[Data entries for graphics]
■ ■ ■
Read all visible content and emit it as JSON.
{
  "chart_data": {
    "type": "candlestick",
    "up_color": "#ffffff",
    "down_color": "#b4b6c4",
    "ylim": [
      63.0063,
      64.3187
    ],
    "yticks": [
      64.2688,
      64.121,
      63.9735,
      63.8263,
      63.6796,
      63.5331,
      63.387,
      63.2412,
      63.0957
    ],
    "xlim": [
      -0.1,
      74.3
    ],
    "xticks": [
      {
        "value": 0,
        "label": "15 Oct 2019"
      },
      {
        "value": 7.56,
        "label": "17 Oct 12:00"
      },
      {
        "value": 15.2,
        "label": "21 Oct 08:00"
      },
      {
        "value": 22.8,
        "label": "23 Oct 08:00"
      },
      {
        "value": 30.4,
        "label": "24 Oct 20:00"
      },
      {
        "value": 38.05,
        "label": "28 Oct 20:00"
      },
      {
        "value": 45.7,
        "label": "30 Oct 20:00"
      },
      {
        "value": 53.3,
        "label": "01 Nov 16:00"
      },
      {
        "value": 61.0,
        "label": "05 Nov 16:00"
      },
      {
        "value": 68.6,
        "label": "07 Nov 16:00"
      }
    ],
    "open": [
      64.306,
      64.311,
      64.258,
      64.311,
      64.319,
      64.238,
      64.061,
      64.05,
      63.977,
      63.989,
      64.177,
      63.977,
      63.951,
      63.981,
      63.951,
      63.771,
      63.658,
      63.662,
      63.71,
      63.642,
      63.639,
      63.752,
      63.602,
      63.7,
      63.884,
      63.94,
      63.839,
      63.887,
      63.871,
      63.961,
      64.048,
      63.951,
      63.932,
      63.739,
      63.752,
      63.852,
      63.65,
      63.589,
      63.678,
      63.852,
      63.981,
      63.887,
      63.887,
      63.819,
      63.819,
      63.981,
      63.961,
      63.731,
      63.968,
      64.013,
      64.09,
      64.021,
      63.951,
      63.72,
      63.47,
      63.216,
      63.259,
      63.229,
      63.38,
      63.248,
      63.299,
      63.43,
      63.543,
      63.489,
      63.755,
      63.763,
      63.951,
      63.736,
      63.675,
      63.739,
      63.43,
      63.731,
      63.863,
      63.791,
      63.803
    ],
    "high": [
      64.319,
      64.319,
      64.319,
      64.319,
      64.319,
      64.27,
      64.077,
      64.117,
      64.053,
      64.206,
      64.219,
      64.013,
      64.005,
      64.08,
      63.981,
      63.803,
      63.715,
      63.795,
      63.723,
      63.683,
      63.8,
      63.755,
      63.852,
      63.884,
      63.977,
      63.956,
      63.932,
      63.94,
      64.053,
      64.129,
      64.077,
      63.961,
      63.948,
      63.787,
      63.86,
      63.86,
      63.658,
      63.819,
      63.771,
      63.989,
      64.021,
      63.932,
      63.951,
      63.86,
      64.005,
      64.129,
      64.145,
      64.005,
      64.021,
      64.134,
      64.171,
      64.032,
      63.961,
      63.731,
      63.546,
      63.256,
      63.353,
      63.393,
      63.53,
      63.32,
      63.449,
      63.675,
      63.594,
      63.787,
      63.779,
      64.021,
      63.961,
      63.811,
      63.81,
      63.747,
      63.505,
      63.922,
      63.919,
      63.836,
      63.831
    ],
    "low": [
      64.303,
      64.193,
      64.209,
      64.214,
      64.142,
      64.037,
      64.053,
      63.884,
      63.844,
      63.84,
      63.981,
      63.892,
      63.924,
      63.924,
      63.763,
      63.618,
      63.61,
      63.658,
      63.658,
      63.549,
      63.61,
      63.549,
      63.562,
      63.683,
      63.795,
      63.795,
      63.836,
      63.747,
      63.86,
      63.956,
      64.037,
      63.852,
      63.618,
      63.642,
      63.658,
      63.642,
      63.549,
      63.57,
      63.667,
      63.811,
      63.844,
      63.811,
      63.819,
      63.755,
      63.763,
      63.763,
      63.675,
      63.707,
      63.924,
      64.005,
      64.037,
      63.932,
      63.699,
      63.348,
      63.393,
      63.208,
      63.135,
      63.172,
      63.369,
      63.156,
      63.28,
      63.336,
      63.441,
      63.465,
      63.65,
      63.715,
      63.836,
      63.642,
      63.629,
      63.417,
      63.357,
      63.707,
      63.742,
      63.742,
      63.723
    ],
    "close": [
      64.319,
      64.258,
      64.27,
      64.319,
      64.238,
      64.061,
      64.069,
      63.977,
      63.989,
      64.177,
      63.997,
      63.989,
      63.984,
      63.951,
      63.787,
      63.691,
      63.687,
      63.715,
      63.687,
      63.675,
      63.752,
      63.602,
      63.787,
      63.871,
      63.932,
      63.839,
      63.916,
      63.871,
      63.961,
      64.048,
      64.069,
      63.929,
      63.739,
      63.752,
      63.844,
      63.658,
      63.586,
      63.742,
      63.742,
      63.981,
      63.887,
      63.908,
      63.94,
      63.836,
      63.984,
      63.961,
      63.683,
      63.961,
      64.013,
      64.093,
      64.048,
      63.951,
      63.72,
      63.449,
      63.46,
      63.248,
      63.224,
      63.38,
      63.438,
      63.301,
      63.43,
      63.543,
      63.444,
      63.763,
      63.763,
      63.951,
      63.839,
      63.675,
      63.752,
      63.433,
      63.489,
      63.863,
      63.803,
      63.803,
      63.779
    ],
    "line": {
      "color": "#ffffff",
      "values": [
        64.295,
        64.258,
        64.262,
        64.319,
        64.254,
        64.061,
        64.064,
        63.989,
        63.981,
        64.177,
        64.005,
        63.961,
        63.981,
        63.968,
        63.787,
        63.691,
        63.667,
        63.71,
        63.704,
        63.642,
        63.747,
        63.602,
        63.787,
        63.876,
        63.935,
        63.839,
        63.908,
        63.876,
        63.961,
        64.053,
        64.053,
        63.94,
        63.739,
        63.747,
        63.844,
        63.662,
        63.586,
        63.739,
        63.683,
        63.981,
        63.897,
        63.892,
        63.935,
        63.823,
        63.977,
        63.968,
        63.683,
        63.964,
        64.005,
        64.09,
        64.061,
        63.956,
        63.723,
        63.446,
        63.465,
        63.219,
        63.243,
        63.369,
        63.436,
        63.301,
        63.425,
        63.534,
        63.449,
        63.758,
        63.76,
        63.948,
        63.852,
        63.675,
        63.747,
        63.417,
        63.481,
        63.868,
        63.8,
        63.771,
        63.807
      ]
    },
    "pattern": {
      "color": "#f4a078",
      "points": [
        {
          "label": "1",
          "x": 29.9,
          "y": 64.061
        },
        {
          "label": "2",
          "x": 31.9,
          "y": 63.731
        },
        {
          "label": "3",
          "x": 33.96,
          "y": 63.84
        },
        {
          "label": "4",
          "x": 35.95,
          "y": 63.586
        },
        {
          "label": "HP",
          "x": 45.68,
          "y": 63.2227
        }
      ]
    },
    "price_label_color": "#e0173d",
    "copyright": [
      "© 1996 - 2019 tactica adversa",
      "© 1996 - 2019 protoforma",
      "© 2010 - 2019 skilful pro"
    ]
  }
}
■ ■ ■
Each entry above is to be quoted exactly.

Read all visible content and emit it as JSON.
{
  "chart_data": {
    "type": "candlestick",
    "up_color": "#ffffff",
    "down_color": "#b4b6c4",
    "ylim": [
      63.0063,
      64.3187
    ],
    "yticks": [
      64.2688,
      64.121,
      63.9735,
      63.8263,
      63.6796,
      63.5331,
      63.387,
      63.2412,
      63.0957
    ],
    "xlim": [
      -0.1,
      74.3
    ],
    "xticks": [
      {
        "value": 0,
        "label": "15 Oct 2019"
      },
      {
        "value": 7.56,
        "label": "17 Oct 12:00"
      },
      {
        "value": 15.2,
        "label": "21 Oct 08:00"
      },
      {
        "value": 22.8,
        "label": "23 Oct 08:00"
      },
      {
        "value": 30.4,
        "label": "24 Oct 20:00"
      },
      {
        "value": 38.05,
        "label": "28 Oct 20:00"
      },
      {
        "value": 45.7,
        "label": "30 Oct 20:00"
      },
      {
        "value": 53.3,
        "label": "01 Nov 16:00"
      },
      {
        "value": 61.0,
        "label": "05 Nov 16:00"
      },
      {
        "value": 68.6,
        "label": "07 Nov 16:00"
      }
    ],
    "open": [
      64.306,
      64.311,
      64.258,
      64.311,
      64.319,
      64.238,
      64.061,
      64.05,
      63.977,
      63.989,
      64.177,
      63.977,
      63.951,
      63.981,
      63.951,
      63.771,
      63.658,
      63.662,
      63.71,
      63.642,
      63.639,
      63.752,
      63.602,
      63.7,
      63.884,
      63.94,
      63.839,
      63.887,
      63.871,
      63.961,
      64.048,
      63.951,
      63.932,
      63.739,
      63.752,
      63.852,
      63.65,
      63.589,
      63.678,
      63.852,
      63.981,
      63.887,
      63.887,
      63.819,
      63.819,
      63.981,
      63.961,
      63.731,
      63.968,
      64.013,
      64.09,
      64.021,
      63.951,
      63.72,
      63.47,
      63.216,
      63.259,
      63.229,
      63.38,
      63.248,
      63.299,
      63.43,
      63.543,
      63.489,
      63.755,
      63.763,
      63.951,
      63.736,
      63.675,
      63.739,
      63.43,
      63.731,
      63.863,
      63.791,
      63.803
    ],
    "high": [
      64.319,
      64.319,
      64.319,
      64.319,
      64.319,
      64.27,
      64.077,
      64.117,
      64.053,
      64.206,
      64.219,
      64.013,
      64.005,
      64.08,
      63.981,
      63.803,
      63.715,
      63.795,
      63.723,
      63.683,
      63.8,
      63.755,
      63.852,
      63.884,
      63.977,
      63.956,
      63.932,
      63.94,
      64.053,
      64.129,
      64.077,
      63.961,
      63.948,
      63.787,
      63.86,
      63.86,
      63.658,
      63.819,
      63.771,
      63.989,
      64.021,
      63.932,
      63.951,
      63.86,
      64.005,
      64.129,
      64.145,
      64.005,
      64.021,
      64.134,
      64.171,
      64.032,
      63.961,
      63.731,
      63.546,
      63.256,
      63.353,
      63.393,
      63.53,
      63.32,
      63.449,
      63.675,
      63.594,
      63.787,
      63.779,
      64.021,
      63.961,
      63.811,
      63.81,
      63.747,
      63.505,
      63.922,
      63.919,
      63.836,
      63.831
    ],
    "low": [
      64.303,
      64.193,
      64.209,
      64.214,
      64.142,
      64.037,
      64.053,
      63.884,
      63.844,
      63.84,
      63.981,
      63.892,
      63.924,
      63.924,
      63.763,
      63.618,
      63.61,
      63.658,
      63.658,
      63.549,
      63.61,
      63.549,
      63.562,
      63.683,
      63.795,
      63.795,
      63.836,
      63.747,
      63.86,
      63.956,
      64.037,
      63.852,
      63.618,
      63.642,
      63.658,
      63.642,
      63.549,
      63.57,
      63.667,
      63.811,
      63.844,
      63.811,
      63.819,
      63.755,
      63.763,
      63.763,
      63.675,
      63.707,
      63.924,
      64.005,
      64.037,
      63.932,
      63.699,
      63.348,
      63.393,
      63.208,
      63.135,
      63.172,
      63.369,
      63.156,
      63.28,
      63.336,
      63.441,
      63.465,
      63.65,
      63.715,
      63.836,
      63.642,
      63.629,
      63.417,
      63.357,
      63.707,
      63.742,
      63.742,
      63.723
    ],
    "close": [
      64.319,
      64.258,
      64.27,
      64.319,
      64.238,
      64.061,
      64.069,
      63.977,
      63.989,
      64.177,
      63.997,
      63.989,
      63.984,
      63.951,
      63.787,
      63.691,
      63.687,
      63.715,
      63.687,
      63.675,
      63.752,
      63.602,
      63.787,
      63.871,
      63.932,
      63.839,
      63.916,
      63.871,
      63.961,
      64.048,
      64.069,
      63.929,
      63.739,
      63.752,
      63.844,
      63.658,
      63.586,
      63.742,
      63.742,
      63.981,
      63.887,
      63.908,
      63.94,
      63.836,
      63.984,
      63.961,
      63.683,
      63.961,
      64.013,
      64.093,
      64.048,
      63.951,
      63.72,
      63.449,
      63.46,
      63.248,
      63.224,
      63.38,
      63.438,
      63.301,
      63.43,
      63.543,
      63.444,
      63.763,
      63.763,
      63.951,
      63.839,
      63.675,
      63.752,
      63.433,
      63.489,
      63.863,
      63.803,
      63.803,
      63.779
    ],
    "line": {
      "color": "#ffffff",
      "values": [
        64.295,
        64.258,
        64.262,
        64.319,
        64.254,
        64.061,
        64.064,
        63.989,
        63.981,
        64.177,
        64.005,
        63.961,
        63.981,
        63.968,
        63.787,
        63.691,
        63.667,
        63.71,
        63.704,
        63.642,
        63.747,
        63.602,
        63.787,
        63.876,
        63.935,
        63.839,
        63.908,
        63.876,
        63.961,
        64.053,
        64.053,
        63.94,
        63.739,
        63.747,
        63.844,
        63.662,
        63.586,
        63.739,
        63.683,
        63.981,
        63.897,
        63.892,
        63.935,
        63.823,
        63.977,
        63.968,
        63.683,
        63.964,
        64.005,
        64.09,
        64.061,
        63.956,
        63.723,
        63.446,
        63.465,
        63.219,
        63.243,
        63.369,
        63.436,
        63.301,
        63.425,
        63.534,
        63.449,
        63.758,
        63.76,
        63.948,
        63.852,
        63.675,
        63.747,
        63.417,
        63.481,
        63.868,
        63.8,
        63.771,
        63.807
      ]
    },
    "pattern": {
      "color": "#f4a078",
      "points": [
        {
          "label": "1",
          "x": 29.9,
          "y": 64.061
        },
        {
          "label": "2",
          "x": 31.9,
          "y": 63.731
        },
        {
          "label": "3",
          "x": 33.96,
          "y": 63.84
        },
        {
          "label": "4",
          "x": 35.95,
          "y": 63.586
        },
        {
          "label": "HP",
          "x": 45.68,
          "y": 63.2227
        }
      ]
    },
    "price_label_color": "#e0173d",
    "copyright": [
      "© 1996 - 2019 tactica adversa",
      "© 1996 - 2019 protoforma",
      "© 2010 - 2019 skilful pro"
    ]
  }
}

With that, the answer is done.